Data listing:
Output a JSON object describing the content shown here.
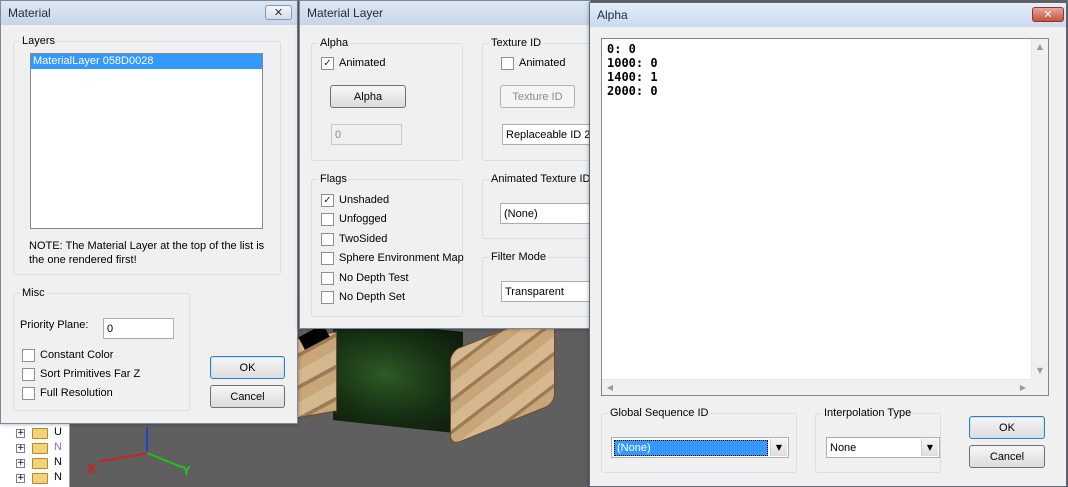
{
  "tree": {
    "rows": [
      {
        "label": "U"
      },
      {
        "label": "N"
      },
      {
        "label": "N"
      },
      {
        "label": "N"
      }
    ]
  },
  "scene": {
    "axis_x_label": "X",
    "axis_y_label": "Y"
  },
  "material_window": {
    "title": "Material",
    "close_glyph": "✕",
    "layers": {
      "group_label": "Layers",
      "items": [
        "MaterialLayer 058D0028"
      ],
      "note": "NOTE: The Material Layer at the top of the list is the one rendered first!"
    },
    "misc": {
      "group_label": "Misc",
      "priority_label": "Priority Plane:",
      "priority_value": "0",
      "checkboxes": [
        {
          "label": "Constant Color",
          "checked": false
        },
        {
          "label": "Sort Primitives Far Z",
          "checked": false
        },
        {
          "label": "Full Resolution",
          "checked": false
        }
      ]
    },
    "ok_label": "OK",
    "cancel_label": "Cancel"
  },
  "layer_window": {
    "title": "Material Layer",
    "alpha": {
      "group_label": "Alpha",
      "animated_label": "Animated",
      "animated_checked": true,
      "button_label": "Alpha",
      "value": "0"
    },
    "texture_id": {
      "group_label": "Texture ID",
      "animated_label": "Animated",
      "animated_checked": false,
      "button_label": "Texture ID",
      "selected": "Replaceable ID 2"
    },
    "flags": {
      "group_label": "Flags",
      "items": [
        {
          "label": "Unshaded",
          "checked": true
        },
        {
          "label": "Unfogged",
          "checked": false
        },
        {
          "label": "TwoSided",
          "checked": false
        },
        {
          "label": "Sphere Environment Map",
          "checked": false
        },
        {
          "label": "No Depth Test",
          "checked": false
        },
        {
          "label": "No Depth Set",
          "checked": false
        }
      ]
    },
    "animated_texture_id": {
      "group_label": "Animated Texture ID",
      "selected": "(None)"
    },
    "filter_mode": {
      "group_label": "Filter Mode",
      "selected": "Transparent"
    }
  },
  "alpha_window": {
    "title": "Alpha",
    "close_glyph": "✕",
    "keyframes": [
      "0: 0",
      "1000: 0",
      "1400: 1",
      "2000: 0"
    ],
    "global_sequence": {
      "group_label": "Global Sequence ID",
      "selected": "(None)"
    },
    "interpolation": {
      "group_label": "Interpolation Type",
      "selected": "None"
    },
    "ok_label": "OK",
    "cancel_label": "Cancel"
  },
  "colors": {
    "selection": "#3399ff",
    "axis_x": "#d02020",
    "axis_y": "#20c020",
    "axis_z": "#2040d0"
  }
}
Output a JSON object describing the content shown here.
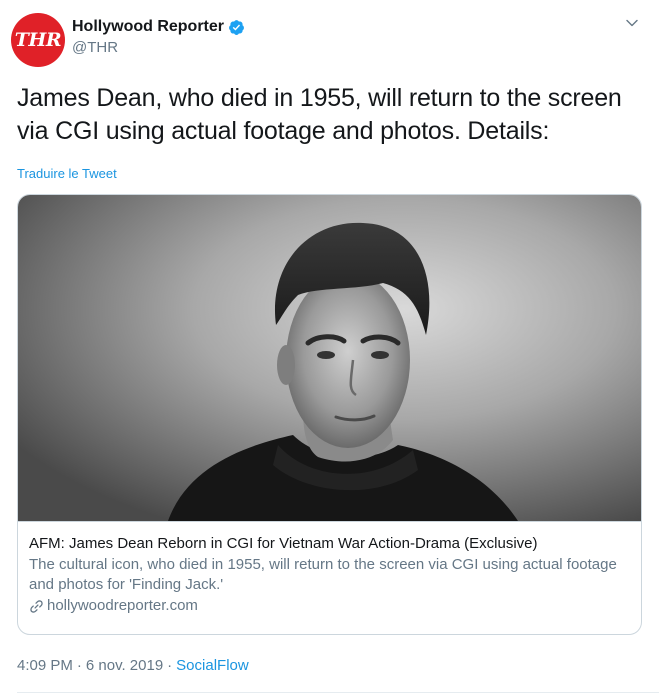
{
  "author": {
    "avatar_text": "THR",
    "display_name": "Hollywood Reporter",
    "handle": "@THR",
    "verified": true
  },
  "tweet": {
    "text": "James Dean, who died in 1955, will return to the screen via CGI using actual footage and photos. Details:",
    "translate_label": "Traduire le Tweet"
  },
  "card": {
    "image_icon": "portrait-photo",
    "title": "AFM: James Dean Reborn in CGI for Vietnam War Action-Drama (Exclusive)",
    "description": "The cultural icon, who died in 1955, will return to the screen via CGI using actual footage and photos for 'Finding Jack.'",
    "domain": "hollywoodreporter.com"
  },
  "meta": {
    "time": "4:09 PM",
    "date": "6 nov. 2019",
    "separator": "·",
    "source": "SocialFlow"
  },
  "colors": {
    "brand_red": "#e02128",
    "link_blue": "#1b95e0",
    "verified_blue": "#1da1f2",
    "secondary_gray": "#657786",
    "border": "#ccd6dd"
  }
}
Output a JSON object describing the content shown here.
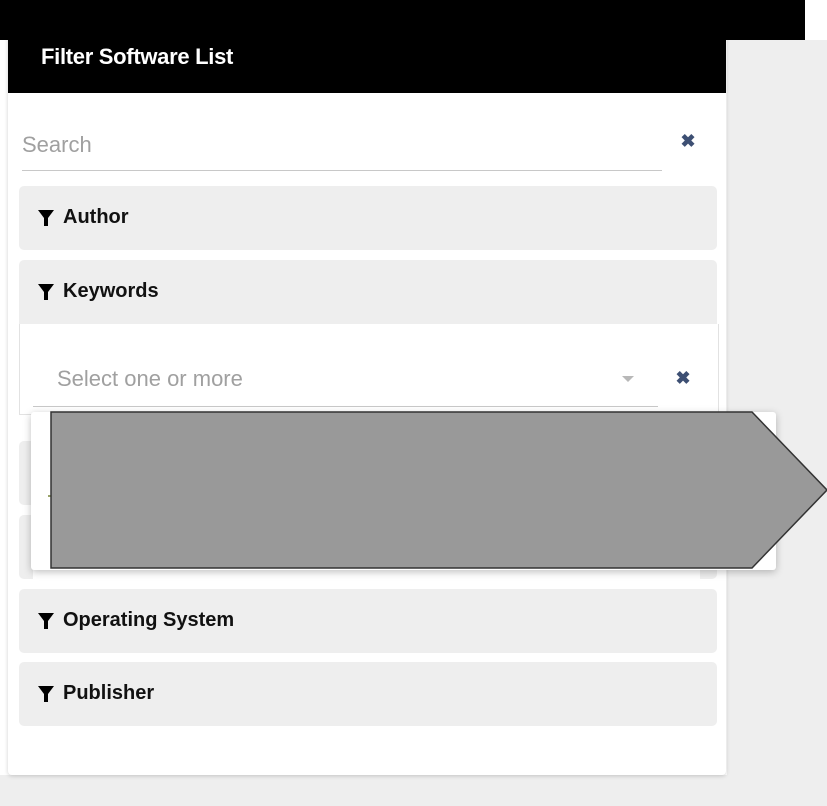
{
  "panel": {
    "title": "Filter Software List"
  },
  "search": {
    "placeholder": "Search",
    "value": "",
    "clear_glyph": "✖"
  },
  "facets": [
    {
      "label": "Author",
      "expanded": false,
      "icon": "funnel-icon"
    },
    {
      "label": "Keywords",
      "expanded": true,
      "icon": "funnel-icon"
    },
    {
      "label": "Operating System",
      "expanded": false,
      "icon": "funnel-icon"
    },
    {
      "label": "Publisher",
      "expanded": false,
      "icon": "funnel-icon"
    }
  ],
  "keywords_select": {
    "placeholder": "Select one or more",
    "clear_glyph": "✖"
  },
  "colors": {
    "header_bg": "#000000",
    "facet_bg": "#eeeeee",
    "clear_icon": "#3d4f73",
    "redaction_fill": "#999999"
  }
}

Given request:
Scan the listing above for the word "true" and show each line where it is found.

Correct result:
      "animated_checked": true,
          "checked": true
    "verified": true
      "expanded": true,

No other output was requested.